### RECORDS PROVIDED

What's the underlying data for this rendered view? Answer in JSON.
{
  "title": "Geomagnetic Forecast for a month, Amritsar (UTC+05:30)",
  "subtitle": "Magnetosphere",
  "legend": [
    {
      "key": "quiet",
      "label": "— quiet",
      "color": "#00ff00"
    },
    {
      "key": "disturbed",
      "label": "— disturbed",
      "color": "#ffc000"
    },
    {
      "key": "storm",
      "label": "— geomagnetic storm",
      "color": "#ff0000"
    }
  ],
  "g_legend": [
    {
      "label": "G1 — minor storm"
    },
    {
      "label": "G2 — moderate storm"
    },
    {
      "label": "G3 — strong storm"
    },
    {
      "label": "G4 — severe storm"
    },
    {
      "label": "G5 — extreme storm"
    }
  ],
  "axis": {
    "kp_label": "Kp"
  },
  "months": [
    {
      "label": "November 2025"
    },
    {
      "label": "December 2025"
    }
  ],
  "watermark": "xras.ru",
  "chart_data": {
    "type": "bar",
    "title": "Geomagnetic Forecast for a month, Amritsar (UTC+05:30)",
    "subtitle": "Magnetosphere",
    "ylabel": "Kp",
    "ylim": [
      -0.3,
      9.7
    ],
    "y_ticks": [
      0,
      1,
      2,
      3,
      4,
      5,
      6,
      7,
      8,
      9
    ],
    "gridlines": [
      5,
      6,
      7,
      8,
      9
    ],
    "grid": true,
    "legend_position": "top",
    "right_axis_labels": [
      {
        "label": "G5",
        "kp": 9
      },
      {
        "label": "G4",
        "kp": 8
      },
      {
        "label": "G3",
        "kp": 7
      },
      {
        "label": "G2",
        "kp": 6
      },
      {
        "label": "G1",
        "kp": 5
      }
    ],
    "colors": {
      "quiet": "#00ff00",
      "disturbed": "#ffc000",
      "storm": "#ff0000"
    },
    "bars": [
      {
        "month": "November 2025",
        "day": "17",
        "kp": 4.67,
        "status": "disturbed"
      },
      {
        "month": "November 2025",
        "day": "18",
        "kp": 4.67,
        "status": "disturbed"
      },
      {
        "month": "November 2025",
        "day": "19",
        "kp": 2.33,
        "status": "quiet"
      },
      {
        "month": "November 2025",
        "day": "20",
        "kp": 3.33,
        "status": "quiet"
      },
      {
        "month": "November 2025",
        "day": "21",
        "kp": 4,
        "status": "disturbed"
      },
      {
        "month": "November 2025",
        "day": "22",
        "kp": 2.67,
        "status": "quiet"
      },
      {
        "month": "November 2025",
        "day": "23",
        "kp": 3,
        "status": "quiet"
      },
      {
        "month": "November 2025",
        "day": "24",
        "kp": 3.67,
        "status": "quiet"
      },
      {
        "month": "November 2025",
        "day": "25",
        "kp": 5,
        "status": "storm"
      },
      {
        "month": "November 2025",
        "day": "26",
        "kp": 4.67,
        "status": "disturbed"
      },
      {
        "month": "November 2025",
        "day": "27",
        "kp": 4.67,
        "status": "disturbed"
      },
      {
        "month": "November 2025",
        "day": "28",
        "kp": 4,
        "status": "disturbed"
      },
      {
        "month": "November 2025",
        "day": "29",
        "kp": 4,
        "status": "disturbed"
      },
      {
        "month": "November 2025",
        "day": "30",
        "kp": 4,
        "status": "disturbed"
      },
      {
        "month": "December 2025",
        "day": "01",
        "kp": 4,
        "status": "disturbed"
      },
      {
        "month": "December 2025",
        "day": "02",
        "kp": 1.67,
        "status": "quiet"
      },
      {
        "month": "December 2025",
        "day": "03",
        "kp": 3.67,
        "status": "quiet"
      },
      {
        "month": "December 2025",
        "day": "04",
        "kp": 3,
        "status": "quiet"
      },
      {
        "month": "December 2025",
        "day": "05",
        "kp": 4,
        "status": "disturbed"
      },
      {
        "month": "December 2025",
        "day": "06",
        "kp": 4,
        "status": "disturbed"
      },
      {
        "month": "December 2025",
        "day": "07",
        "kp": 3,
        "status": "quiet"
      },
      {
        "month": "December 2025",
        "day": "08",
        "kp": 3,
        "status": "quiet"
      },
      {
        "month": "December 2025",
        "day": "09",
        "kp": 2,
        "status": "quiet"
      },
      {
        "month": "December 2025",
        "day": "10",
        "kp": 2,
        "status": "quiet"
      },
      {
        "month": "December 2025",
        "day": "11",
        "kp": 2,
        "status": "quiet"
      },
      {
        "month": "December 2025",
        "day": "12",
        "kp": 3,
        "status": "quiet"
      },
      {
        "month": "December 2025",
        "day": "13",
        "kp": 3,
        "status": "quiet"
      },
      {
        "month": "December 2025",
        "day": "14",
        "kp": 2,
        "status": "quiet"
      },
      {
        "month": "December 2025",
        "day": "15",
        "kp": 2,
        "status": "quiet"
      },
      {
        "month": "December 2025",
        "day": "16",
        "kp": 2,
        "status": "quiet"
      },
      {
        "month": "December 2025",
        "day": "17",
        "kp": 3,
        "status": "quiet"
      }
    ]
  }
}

######

== DIRECTION ==
Output all records verbatim.

== WRITTEN RESPONSE ==
What's the underlying data for this rendered view? Answer in JSON.
{
  "title": "Geomagnetic Forecast for a month, Amritsar (UTC+05:30)",
  "subtitle": "Magnetosphere",
  "legend": [
    {
      "key": "quiet",
      "label": "— quiet",
      "color": "#00ff00"
    },
    {
      "key": "disturbed",
      "label": "— disturbed",
      "color": "#ffc000"
    },
    {
      "key": "storm",
      "label": "— geomagnetic storm",
      "color": "#ff0000"
    }
  ],
  "g_legend": [
    {
      "label": "G1 — minor storm"
    },
    {
      "label": "G2 — moderate storm"
    },
    {
      "label": "G3 — strong storm"
    },
    {
      "label": "G4 — severe storm"
    },
    {
      "label": "G5 — extreme storm"
    }
  ],
  "axis": {
    "kp_label": "Kp"
  },
  "months": [
    {
      "label": "November 2025"
    },
    {
      "label": "December 2025"
    }
  ],
  "watermark": "xras.ru",
  "chart_data": {
    "type": "bar",
    "title": "Geomagnetic Forecast for a month, Amritsar (UTC+05:30)",
    "subtitle": "Magnetosphere",
    "ylabel": "Kp",
    "ylim": [
      -0.3,
      9.7
    ],
    "y_ticks": [
      0,
      1,
      2,
      3,
      4,
      5,
      6,
      7,
      8,
      9
    ],
    "gridlines": [
      5,
      6,
      7,
      8,
      9
    ],
    "grid": true,
    "legend_position": "top",
    "right_axis_labels": [
      {
        "label": "G5",
        "kp": 9
      },
      {
        "label": "G4",
        "kp": 8
      },
      {
        "label": "G3",
        "kp": 7
      },
      {
        "label": "G2",
        "kp": 6
      },
      {
        "label": "G1",
        "kp": 5
      }
    ],
    "colors": {
      "quiet": "#00ff00",
      "disturbed": "#ffc000",
      "storm": "#ff0000"
    },
    "bars": [
      {
        "month": "November 2025",
        "day": "17",
        "kp": 4.67,
        "status": "disturbed"
      },
      {
        "month": "November 2025",
        "day": "18",
        "kp": 4.67,
        "status": "disturbed"
      },
      {
        "month": "November 2025",
        "day": "19",
        "kp": 2.33,
        "status": "quiet"
      },
      {
        "month": "November 2025",
        "day": "20",
        "kp": 3.33,
        "status": "quiet"
      },
      {
        "month": "November 2025",
        "day": "21",
        "kp": 4,
        "status": "disturbed"
      },
      {
        "month": "November 2025",
        "day": "22",
        "kp": 2.67,
        "status": "quiet"
      },
      {
        "month": "November 2025",
        "day": "23",
        "kp": 3,
        "status": "quiet"
      },
      {
        "month": "November 2025",
        "day": "24",
        "kp": 3.67,
        "status": "quiet"
      },
      {
        "month": "November 2025",
        "day": "25",
        "kp": 5,
        "status": "storm"
      },
      {
        "month": "November 2025",
        "day": "26",
        "kp": 4.67,
        "status": "disturbed"
      },
      {
        "month": "November 2025",
        "day": "27",
        "kp": 4.67,
        "status": "disturbed"
      },
      {
        "month": "November 2025",
        "day": "28",
        "kp": 4,
        "status": "disturbed"
      },
      {
        "month": "November 2025",
        "day": "29",
        "kp": 4,
        "status": "disturbed"
      },
      {
        "month": "November 2025",
        "day": "30",
        "kp": 4,
        "status": "disturbed"
      },
      {
        "month": "December 2025",
        "day": "01",
        "kp": 4,
        "status": "disturbed"
      },
      {
        "month": "December 2025",
        "day": "02",
        "kp": 1.67,
        "status": "quiet"
      },
      {
        "month": "December 2025",
        "day": "03",
        "kp": 3.67,
        "status": "quiet"
      },
      {
        "month": "December 2025",
        "day": "04",
        "kp": 3,
        "status": "quiet"
      },
      {
        "month": "December 2025",
        "day": "05",
        "kp": 4,
        "status": "disturbed"
      },
      {
        "month": "December 2025",
        "day": "06",
        "kp": 4,
        "status": "disturbed"
      },
      {
        "month": "December 2025",
        "day": "07",
        "kp": 3,
        "status": "quiet"
      },
      {
        "month": "December 2025",
        "day": "08",
        "kp": 3,
        "status": "quiet"
      },
      {
        "month": "December 2025",
        "day": "09",
        "kp": 2,
        "status": "quiet"
      },
      {
        "month": "December 2025",
        "day": "10",
        "kp": 2,
        "status": "quiet"
      },
      {
        "month": "December 2025",
        "day": "11",
        "kp": 2,
        "status": "quiet"
      },
      {
        "month": "December 2025",
        "day": "12",
        "kp": 3,
        "status": "quiet"
      },
      {
        "month": "December 2025",
        "day": "13",
        "kp": 3,
        "status": "quiet"
      },
      {
        "month": "December 2025",
        "day": "14",
        "kp": 2,
        "status": "quiet"
      },
      {
        "month": "December 2025",
        "day": "15",
        "kp": 2,
        "status": "quiet"
      },
      {
        "month": "December 2025",
        "day": "16",
        "kp": 2,
        "status": "quiet"
      },
      {
        "month": "December 2025",
        "day": "17",
        "kp": 3,
        "status": "quiet"
      }
    ]
  }
}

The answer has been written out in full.